(What to do): State the number of lines in these records that include the word "MVRV", and add nothing to it.

(Data for this exercise):
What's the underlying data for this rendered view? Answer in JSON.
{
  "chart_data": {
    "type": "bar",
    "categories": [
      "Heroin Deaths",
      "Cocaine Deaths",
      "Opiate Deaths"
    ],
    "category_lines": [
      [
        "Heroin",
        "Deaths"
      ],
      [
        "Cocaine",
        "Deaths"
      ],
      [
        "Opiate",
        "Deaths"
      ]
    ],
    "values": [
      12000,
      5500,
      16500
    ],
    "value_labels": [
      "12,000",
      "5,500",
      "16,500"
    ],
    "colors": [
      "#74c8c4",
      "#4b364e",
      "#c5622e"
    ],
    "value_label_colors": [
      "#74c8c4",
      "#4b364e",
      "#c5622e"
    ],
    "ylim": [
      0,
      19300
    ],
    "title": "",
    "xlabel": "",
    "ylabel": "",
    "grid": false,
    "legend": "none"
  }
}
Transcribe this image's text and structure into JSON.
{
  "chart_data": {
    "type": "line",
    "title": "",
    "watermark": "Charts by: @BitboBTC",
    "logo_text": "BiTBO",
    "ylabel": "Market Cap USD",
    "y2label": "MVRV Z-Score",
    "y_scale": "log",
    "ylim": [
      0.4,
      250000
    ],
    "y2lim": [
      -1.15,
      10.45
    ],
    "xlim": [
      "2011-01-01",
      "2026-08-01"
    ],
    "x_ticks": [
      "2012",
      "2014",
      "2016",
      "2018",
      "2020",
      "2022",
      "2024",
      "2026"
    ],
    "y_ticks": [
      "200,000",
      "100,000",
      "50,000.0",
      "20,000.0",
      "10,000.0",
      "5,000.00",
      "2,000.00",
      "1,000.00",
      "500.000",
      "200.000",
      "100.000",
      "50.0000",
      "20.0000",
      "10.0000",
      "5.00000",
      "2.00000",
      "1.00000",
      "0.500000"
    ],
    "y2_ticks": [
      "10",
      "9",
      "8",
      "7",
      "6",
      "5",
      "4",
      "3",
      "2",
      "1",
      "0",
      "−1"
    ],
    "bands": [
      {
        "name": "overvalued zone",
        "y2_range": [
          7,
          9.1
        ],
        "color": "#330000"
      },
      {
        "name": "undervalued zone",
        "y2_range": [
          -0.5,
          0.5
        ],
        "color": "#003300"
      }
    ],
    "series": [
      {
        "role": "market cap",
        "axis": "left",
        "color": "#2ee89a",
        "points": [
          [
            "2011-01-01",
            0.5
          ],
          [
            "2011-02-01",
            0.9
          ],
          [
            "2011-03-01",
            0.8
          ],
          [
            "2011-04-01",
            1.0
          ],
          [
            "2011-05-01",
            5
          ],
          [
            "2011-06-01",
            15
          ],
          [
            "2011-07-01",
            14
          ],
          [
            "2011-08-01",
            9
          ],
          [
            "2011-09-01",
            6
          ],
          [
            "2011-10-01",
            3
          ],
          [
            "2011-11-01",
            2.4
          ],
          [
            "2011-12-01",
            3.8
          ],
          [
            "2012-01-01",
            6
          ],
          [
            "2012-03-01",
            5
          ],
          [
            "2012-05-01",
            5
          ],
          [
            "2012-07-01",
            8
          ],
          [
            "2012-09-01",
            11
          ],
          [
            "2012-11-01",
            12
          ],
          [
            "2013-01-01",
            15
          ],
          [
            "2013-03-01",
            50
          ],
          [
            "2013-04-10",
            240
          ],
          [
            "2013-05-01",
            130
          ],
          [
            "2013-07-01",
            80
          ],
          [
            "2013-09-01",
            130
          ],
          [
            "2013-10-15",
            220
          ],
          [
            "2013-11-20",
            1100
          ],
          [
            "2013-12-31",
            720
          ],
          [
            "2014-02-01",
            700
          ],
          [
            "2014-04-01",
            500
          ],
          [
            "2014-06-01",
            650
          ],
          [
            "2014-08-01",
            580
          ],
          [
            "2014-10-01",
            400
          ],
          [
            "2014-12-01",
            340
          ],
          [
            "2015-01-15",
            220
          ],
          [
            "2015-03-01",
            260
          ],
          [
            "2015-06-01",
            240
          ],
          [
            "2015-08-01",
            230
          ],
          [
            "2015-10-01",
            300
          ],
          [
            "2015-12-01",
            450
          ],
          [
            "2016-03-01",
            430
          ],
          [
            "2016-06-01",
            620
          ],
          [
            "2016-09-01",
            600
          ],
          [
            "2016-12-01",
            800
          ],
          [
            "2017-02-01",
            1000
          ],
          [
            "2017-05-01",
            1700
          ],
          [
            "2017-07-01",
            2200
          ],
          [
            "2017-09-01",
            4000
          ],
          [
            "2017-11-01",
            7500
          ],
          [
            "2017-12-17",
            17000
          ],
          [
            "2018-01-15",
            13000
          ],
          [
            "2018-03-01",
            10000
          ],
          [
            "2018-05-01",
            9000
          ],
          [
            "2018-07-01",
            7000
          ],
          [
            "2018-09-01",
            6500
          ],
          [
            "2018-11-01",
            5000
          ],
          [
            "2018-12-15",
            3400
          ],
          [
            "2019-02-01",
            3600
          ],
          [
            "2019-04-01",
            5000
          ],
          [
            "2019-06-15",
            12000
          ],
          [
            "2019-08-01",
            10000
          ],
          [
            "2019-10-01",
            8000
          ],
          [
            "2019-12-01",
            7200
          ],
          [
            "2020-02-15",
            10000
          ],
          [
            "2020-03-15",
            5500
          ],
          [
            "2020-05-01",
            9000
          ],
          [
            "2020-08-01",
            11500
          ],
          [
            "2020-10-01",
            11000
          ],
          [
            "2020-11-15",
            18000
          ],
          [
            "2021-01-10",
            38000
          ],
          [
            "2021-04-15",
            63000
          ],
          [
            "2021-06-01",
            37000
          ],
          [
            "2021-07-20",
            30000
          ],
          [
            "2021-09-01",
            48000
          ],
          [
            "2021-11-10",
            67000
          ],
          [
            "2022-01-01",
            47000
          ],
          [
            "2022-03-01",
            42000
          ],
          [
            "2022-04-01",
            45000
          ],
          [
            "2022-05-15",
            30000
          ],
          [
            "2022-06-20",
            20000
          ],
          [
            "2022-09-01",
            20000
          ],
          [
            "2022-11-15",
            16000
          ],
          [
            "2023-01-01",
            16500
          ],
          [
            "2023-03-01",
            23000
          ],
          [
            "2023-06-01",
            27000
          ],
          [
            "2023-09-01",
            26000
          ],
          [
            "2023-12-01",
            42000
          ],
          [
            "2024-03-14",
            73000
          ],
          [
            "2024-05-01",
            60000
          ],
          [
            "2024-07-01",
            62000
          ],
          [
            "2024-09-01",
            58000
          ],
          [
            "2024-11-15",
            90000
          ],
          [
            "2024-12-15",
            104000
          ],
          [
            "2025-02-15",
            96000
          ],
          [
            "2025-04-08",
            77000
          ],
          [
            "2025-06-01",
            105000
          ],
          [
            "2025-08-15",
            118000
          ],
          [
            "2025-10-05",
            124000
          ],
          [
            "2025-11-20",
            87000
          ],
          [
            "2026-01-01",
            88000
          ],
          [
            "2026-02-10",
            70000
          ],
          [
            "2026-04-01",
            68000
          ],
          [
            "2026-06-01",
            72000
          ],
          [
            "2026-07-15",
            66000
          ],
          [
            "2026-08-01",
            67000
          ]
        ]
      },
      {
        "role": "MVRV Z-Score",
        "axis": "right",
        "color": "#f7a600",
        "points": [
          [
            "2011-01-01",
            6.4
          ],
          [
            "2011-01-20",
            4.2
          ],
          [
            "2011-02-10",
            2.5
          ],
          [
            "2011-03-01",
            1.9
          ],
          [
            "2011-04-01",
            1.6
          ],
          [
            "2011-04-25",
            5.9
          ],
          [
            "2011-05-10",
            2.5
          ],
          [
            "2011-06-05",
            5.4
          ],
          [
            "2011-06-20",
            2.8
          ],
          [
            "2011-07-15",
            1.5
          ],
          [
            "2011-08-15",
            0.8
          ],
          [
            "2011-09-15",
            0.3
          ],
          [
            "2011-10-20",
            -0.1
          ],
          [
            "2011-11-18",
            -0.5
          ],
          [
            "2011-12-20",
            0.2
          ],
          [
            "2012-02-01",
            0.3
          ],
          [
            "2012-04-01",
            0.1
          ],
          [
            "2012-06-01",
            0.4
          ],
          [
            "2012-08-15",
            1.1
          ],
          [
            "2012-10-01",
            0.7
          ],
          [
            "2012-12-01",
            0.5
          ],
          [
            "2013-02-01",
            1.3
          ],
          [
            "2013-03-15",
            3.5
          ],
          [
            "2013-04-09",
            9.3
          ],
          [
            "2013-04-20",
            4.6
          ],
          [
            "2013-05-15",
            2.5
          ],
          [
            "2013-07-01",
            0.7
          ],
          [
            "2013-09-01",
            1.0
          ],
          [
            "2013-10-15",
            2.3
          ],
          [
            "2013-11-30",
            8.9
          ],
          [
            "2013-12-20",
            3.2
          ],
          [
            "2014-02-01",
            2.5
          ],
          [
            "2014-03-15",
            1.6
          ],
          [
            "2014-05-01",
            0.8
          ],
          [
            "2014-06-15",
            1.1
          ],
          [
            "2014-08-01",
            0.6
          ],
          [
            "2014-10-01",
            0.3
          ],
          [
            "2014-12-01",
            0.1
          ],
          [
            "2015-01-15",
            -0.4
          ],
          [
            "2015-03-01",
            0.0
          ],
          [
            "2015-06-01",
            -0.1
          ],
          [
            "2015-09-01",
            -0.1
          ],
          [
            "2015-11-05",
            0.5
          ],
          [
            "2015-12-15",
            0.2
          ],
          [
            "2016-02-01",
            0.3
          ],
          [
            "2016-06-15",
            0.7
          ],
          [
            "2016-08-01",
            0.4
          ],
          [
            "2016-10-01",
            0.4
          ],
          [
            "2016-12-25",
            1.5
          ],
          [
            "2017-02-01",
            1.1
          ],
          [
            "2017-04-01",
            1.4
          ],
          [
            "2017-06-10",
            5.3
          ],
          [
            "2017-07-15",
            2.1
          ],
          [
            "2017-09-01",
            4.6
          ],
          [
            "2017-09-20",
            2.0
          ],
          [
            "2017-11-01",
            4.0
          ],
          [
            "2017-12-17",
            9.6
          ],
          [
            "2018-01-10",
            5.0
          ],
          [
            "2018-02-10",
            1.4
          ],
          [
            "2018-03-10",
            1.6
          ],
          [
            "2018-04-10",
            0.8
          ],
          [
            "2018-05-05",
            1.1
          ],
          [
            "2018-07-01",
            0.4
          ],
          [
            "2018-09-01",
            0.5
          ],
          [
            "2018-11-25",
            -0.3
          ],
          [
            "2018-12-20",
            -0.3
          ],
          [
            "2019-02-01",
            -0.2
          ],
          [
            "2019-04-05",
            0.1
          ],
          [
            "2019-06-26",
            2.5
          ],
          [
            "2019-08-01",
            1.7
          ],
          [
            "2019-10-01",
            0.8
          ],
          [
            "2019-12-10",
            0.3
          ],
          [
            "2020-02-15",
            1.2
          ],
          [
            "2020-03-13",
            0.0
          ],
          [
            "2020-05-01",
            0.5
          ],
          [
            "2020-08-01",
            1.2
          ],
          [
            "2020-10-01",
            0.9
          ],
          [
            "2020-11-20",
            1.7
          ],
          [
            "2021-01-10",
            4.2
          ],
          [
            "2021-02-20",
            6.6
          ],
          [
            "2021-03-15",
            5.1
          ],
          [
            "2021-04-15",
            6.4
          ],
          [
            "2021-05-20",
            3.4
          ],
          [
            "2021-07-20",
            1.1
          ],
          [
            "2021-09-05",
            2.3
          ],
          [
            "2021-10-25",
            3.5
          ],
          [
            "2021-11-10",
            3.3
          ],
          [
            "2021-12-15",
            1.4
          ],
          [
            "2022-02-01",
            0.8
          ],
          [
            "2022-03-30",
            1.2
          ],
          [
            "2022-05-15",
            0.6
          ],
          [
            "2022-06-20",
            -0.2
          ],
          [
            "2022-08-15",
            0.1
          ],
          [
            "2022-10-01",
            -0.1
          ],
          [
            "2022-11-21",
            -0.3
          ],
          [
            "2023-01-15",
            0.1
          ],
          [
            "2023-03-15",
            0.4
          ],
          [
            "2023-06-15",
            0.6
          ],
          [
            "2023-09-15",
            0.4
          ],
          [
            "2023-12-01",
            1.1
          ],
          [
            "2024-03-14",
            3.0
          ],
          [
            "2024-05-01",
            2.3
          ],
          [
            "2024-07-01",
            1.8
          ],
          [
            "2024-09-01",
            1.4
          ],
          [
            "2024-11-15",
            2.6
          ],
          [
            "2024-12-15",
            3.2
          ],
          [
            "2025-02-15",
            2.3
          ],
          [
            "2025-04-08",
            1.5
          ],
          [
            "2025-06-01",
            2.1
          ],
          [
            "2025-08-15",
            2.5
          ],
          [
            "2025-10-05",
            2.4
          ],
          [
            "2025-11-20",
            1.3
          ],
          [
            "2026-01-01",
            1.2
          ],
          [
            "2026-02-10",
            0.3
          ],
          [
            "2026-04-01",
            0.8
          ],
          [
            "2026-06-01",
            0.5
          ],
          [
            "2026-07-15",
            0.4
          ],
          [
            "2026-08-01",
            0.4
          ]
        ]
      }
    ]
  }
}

(Expected answer): 2